(Problem description): Identify every line in the records that contains the string "Expenses", treating uppercase and lowercase letters as distinct, and copy each such line in full.

>> start

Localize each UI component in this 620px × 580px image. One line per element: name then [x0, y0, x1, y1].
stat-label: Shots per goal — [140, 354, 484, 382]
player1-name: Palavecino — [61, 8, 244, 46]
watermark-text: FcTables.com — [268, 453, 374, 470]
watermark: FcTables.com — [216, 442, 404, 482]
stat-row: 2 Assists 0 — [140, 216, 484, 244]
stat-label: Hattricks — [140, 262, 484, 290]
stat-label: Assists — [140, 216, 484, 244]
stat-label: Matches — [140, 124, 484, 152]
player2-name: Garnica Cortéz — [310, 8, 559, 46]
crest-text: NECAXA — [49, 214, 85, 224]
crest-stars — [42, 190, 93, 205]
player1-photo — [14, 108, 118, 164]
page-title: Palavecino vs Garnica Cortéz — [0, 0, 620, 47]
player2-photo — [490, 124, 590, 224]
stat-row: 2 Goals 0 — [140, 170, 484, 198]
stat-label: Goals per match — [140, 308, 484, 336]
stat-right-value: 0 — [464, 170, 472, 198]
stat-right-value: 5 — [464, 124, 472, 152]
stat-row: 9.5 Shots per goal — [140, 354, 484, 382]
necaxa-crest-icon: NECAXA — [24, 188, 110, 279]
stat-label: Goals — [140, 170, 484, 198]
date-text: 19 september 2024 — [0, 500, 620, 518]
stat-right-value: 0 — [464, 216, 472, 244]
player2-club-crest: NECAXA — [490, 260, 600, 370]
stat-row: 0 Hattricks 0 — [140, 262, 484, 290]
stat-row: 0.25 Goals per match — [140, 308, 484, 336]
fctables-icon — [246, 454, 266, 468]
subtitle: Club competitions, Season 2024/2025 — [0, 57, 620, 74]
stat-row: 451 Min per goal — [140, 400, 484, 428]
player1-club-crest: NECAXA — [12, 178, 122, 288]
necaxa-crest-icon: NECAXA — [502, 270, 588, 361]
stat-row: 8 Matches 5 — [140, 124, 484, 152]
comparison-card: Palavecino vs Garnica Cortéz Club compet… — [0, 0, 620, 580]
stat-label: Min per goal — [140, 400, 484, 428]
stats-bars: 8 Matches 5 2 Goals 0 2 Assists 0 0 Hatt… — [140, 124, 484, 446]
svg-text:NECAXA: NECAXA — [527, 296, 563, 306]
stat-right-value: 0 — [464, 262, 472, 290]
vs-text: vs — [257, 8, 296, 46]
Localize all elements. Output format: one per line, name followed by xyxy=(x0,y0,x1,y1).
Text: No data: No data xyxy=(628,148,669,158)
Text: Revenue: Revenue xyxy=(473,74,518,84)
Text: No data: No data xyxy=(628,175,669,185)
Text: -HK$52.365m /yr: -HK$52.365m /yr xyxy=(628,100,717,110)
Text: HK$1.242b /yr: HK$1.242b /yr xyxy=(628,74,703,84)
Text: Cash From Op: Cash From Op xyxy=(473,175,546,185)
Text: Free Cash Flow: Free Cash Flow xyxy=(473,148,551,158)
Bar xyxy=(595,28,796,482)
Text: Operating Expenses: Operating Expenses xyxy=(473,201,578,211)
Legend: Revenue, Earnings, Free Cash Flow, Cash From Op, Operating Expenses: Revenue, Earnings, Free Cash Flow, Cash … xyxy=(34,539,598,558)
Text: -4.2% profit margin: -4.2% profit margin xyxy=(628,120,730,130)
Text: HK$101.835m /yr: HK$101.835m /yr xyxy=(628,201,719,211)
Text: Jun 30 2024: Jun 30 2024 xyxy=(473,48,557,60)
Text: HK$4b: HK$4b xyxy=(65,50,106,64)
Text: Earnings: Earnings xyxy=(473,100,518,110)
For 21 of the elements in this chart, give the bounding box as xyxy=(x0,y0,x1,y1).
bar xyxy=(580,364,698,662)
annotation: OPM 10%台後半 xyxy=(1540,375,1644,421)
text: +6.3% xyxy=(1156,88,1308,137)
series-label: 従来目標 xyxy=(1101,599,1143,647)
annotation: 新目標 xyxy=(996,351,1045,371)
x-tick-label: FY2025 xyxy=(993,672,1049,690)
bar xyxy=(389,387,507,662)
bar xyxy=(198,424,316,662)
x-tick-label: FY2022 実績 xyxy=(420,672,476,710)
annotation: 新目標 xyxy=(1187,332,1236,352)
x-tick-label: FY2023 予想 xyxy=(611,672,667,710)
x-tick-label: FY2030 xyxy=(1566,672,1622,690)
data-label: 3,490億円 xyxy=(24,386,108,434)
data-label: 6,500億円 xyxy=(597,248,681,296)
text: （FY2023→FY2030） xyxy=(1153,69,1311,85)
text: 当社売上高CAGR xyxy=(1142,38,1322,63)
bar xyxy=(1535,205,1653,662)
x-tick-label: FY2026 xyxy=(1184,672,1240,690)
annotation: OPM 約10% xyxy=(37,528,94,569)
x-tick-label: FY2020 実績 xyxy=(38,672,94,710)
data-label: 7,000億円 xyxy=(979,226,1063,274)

>> end

(Exercise output):
Text: Operating Expenses: Operating Expenses xyxy=(473,201,578,211)
Legend: Revenue, Earnings, Free Cash Flow, Cash From Op, Operating Expenses: Revenue, Earnings, Free Cash Flow, Cash … xyxy=(34,539,598,558)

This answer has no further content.